_Supplied material_
******************************

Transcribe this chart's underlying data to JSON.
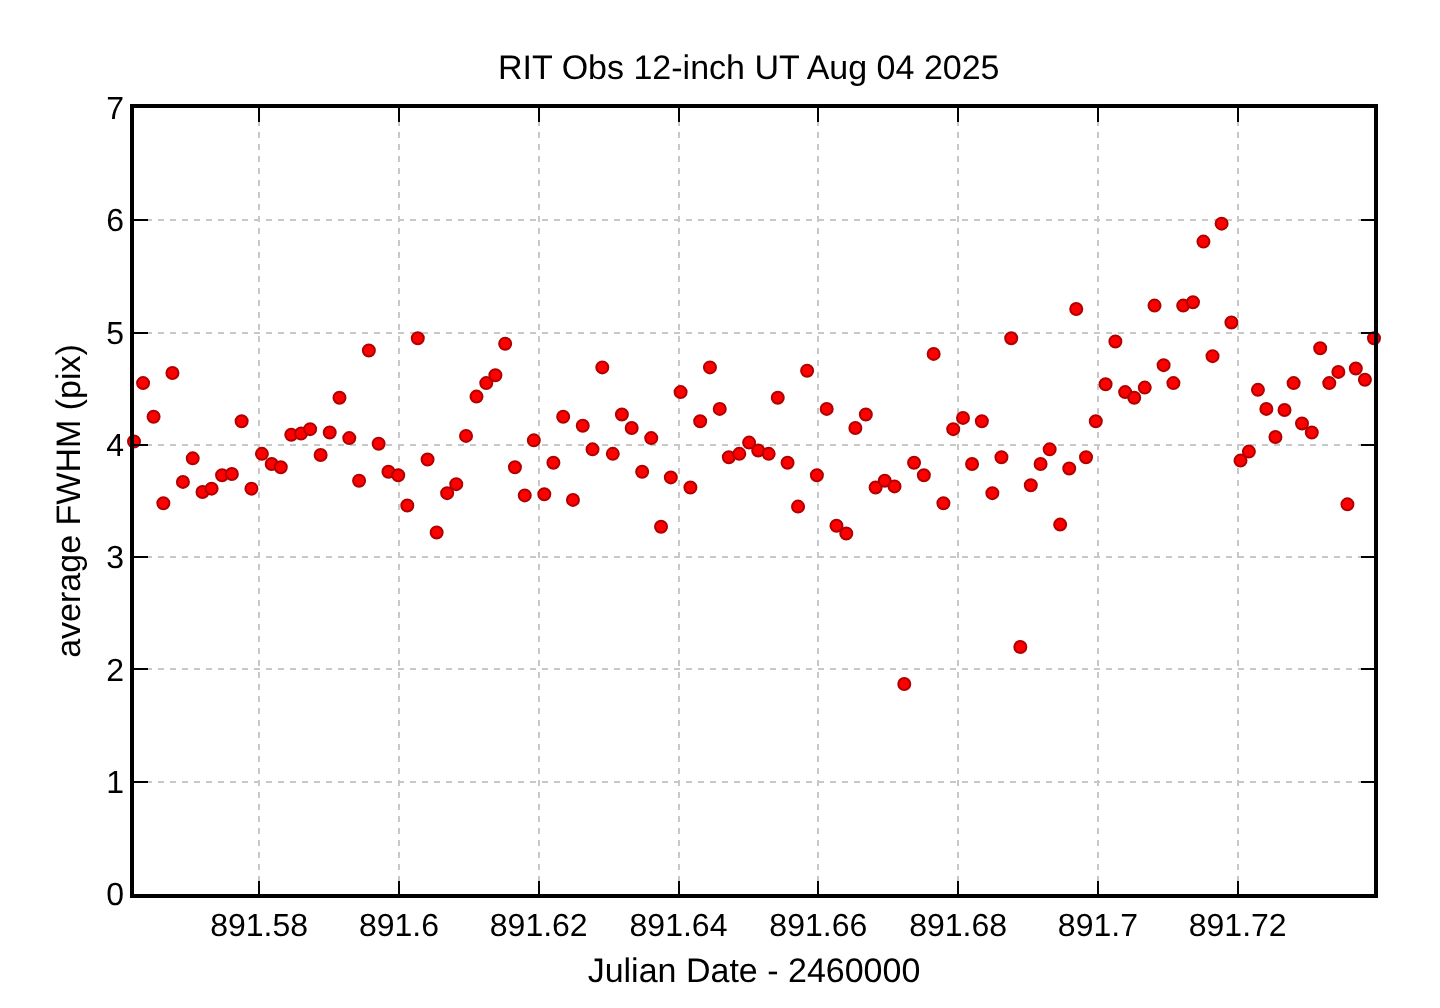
{
  "chart_data": {
    "type": "scatter",
    "title": "RIT Obs 12-inch UT Aug 04 2025",
    "xlabel": "Julian Date - 2460000",
    "ylabel": "average FWHM (pix)",
    "x": [
      891.5621,
      891.5634,
      891.5649,
      891.5663,
      891.5676,
      891.5691,
      891.5705,
      891.5719,
      891.5732,
      891.5747,
      891.5761,
      891.5775,
      891.5789,
      891.5804,
      891.5818,
      891.5831,
      891.5846,
      891.586,
      891.5873,
      891.5888,
      891.5901,
      891.5915,
      891.5929,
      891.5943,
      891.5957,
      891.5971,
      891.5985,
      891.5999,
      891.6012,
      891.6027,
      891.6041,
      891.6054,
      891.6069,
      891.6082,
      891.6096,
      891.6111,
      891.6125,
      891.6138,
      891.6152,
      891.6166,
      891.618,
      891.6193,
      891.6208,
      891.6221,
      891.6235,
      891.6249,
      891.6263,
      891.6277,
      891.6291,
      891.6306,
      891.6319,
      891.6333,
      891.6348,
      891.6361,
      891.6375,
      891.6389,
      891.6403,
      891.6417,
      891.6431,
      891.6445,
      891.6459,
      891.6472,
      891.6487,
      891.6501,
      891.6514,
      891.6529,
      891.6542,
      891.6556,
      891.6571,
      891.6584,
      891.6598,
      891.6612,
      891.6626,
      891.664,
      891.6653,
      891.6668,
      891.6682,
      891.6695,
      891.6709,
      891.6723,
      891.6737,
      891.6751,
      891.6765,
      891.6779,
      891.6793,
      891.6807,
      891.682,
      891.6834,
      891.6849,
      891.6862,
      891.6876,
      891.6889,
      891.6904,
      891.6918,
      891.6931,
      891.6946,
      891.6959,
      891.6969,
      891.6983,
      891.6997,
      891.7011,
      891.7025,
      891.7039,
      891.7052,
      891.7067,
      891.7081,
      891.7094,
      891.7108,
      891.7122,
      891.7136,
      891.7151,
      891.7164,
      891.7177,
      891.7191,
      891.7204,
      891.7216,
      891.7229,
      891.7241,
      891.7254,
      891.7267,
      891.728,
      891.7292,
      891.7306,
      891.7318,
      891.7331,
      891.7344,
      891.7357,
      891.7369,
      891.7382,
      891.7395
    ],
    "series": [
      {
        "color": "#ff0000",
        "values": [
          4.03,
          4.55,
          4.25,
          3.48,
          4.64,
          3.67,
          3.88,
          3.58,
          3.61,
          3.73,
          3.74,
          4.21,
          3.61,
          3.92,
          3.83,
          3.8,
          4.09,
          4.1,
          4.14,
          3.91,
          4.11,
          4.42,
          4.06,
          3.68,
          4.84,
          4.01,
          3.76,
          3.73,
          3.46,
          4.95,
          3.87,
          3.22,
          3.57,
          3.65,
          4.08,
          4.43,
          4.55,
          4.62,
          4.9,
          3.8,
          3.55,
          4.04,
          3.56,
          3.84,
          4.25,
          3.51,
          4.17,
          3.96,
          4.69,
          3.92,
          4.27,
          4.15,
          3.76,
          4.06,
          3.27,
          3.71,
          4.47,
          3.62,
          4.21,
          4.69,
          4.32,
          3.89,
          3.92,
          4.02,
          3.95,
          3.92,
          4.42,
          3.84,
          3.45,
          4.66,
          3.73,
          4.32,
          3.28,
          3.21,
          4.15,
          4.27,
          3.62,
          3.68,
          3.63,
          1.87,
          3.84,
          3.73,
          4.81,
          3.48,
          4.14,
          4.24,
          3.83,
          4.21,
          3.57,
          3.89,
          4.95,
          2.2,
          3.64,
          3.83,
          3.96,
          3.29,
          3.79,
          5.21,
          3.89,
          4.21,
          4.54,
          4.92,
          4.47,
          4.42,
          4.51,
          5.24,
          4.71,
          4.55,
          5.24,
          5.27,
          5.81,
          4.79,
          5.97,
          5.09,
          3.86,
          3.94,
          4.49,
          4.32,
          4.07,
          4.31,
          4.55,
          4.19,
          4.11,
          4.86,
          4.55,
          4.65,
          3.47,
          4.68,
          4.58,
          4.95
        ]
      }
    ],
    "xlim": [
      891.5621,
      891.7395
    ],
    "xticks": [
      891.58,
      891.6,
      891.62,
      891.64,
      891.66,
      891.68,
      891.7,
      891.72
    ],
    "ylim": [
      0,
      7
    ],
    "yticks": [
      0,
      1,
      2,
      3,
      4,
      5,
      6,
      7
    ],
    "grid": true,
    "marker": "circle"
  }
}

******************************

_What is expected_
Quote all of the entries word for word, omitting any pictures.

_Correct answer_
Transcribe this chart's underlying data to JSON.
{
  "chart_data": {
    "type": "scatter",
    "title": "RIT Obs 12-inch UT Aug 04 2025",
    "xlabel": "Julian Date - 2460000",
    "ylabel": "average FWHM (pix)",
    "x": [
      891.5621,
      891.5634,
      891.5649,
      891.5663,
      891.5676,
      891.5691,
      891.5705,
      891.5719,
      891.5732,
      891.5747,
      891.5761,
      891.5775,
      891.5789,
      891.5804,
      891.5818,
      891.5831,
      891.5846,
      891.586,
      891.5873,
      891.5888,
      891.5901,
      891.5915,
      891.5929,
      891.5943,
      891.5957,
      891.5971,
      891.5985,
      891.5999,
      891.6012,
      891.6027,
      891.6041,
      891.6054,
      891.6069,
      891.6082,
      891.6096,
      891.6111,
      891.6125,
      891.6138,
      891.6152,
      891.6166,
      891.618,
      891.6193,
      891.6208,
      891.6221,
      891.6235,
      891.6249,
      891.6263,
      891.6277,
      891.6291,
      891.6306,
      891.6319,
      891.6333,
      891.6348,
      891.6361,
      891.6375,
      891.6389,
      891.6403,
      891.6417,
      891.6431,
      891.6445,
      891.6459,
      891.6472,
      891.6487,
      891.6501,
      891.6514,
      891.6529,
      891.6542,
      891.6556,
      891.6571,
      891.6584,
      891.6598,
      891.6612,
      891.6626,
      891.664,
      891.6653,
      891.6668,
      891.6682,
      891.6695,
      891.6709,
      891.6723,
      891.6737,
      891.6751,
      891.6765,
      891.6779,
      891.6793,
      891.6807,
      891.682,
      891.6834,
      891.6849,
      891.6862,
      891.6876,
      891.6889,
      891.6904,
      891.6918,
      891.6931,
      891.6946,
      891.6959,
      891.6969,
      891.6983,
      891.6997,
      891.7011,
      891.7025,
      891.7039,
      891.7052,
      891.7067,
      891.7081,
      891.7094,
      891.7108,
      891.7122,
      891.7136,
      891.7151,
      891.7164,
      891.7177,
      891.7191,
      891.7204,
      891.7216,
      891.7229,
      891.7241,
      891.7254,
      891.7267,
      891.728,
      891.7292,
      891.7306,
      891.7318,
      891.7331,
      891.7344,
      891.7357,
      891.7369,
      891.7382,
      891.7395
    ],
    "series": [
      {
        "color": "#ff0000",
        "values": [
          4.03,
          4.55,
          4.25,
          3.48,
          4.64,
          3.67,
          3.88,
          3.58,
          3.61,
          3.73,
          3.74,
          4.21,
          3.61,
          3.92,
          3.83,
          3.8,
          4.09,
          4.1,
          4.14,
          3.91,
          4.11,
          4.42,
          4.06,
          3.68,
          4.84,
          4.01,
          3.76,
          3.73,
          3.46,
          4.95,
          3.87,
          3.22,
          3.57,
          3.65,
          4.08,
          4.43,
          4.55,
          4.62,
          4.9,
          3.8,
          3.55,
          4.04,
          3.56,
          3.84,
          4.25,
          3.51,
          4.17,
          3.96,
          4.69,
          3.92,
          4.27,
          4.15,
          3.76,
          4.06,
          3.27,
          3.71,
          4.47,
          3.62,
          4.21,
          4.69,
          4.32,
          3.89,
          3.92,
          4.02,
          3.95,
          3.92,
          4.42,
          3.84,
          3.45,
          4.66,
          3.73,
          4.32,
          3.28,
          3.21,
          4.15,
          4.27,
          3.62,
          3.68,
          3.63,
          1.87,
          3.84,
          3.73,
          4.81,
          3.48,
          4.14,
          4.24,
          3.83,
          4.21,
          3.57,
          3.89,
          4.95,
          2.2,
          3.64,
          3.83,
          3.96,
          3.29,
          3.79,
          5.21,
          3.89,
          4.21,
          4.54,
          4.92,
          4.47,
          4.42,
          4.51,
          5.24,
          4.71,
          4.55,
          5.24,
          5.27,
          5.81,
          4.79,
          5.97,
          5.09,
          3.86,
          3.94,
          4.49,
          4.32,
          4.07,
          4.31,
          4.55,
          4.19,
          4.11,
          4.86,
          4.55,
          4.65,
          3.47,
          4.68,
          4.58,
          4.95
        ]
      }
    ],
    "xlim": [
      891.5621,
      891.7395
    ],
    "xticks": [
      891.58,
      891.6,
      891.62,
      891.64,
      891.66,
      891.68,
      891.7,
      891.72
    ],
    "ylim": [
      0,
      7
    ],
    "yticks": [
      0,
      1,
      2,
      3,
      4,
      5,
      6,
      7
    ],
    "grid": true,
    "marker": "circle"
  }
}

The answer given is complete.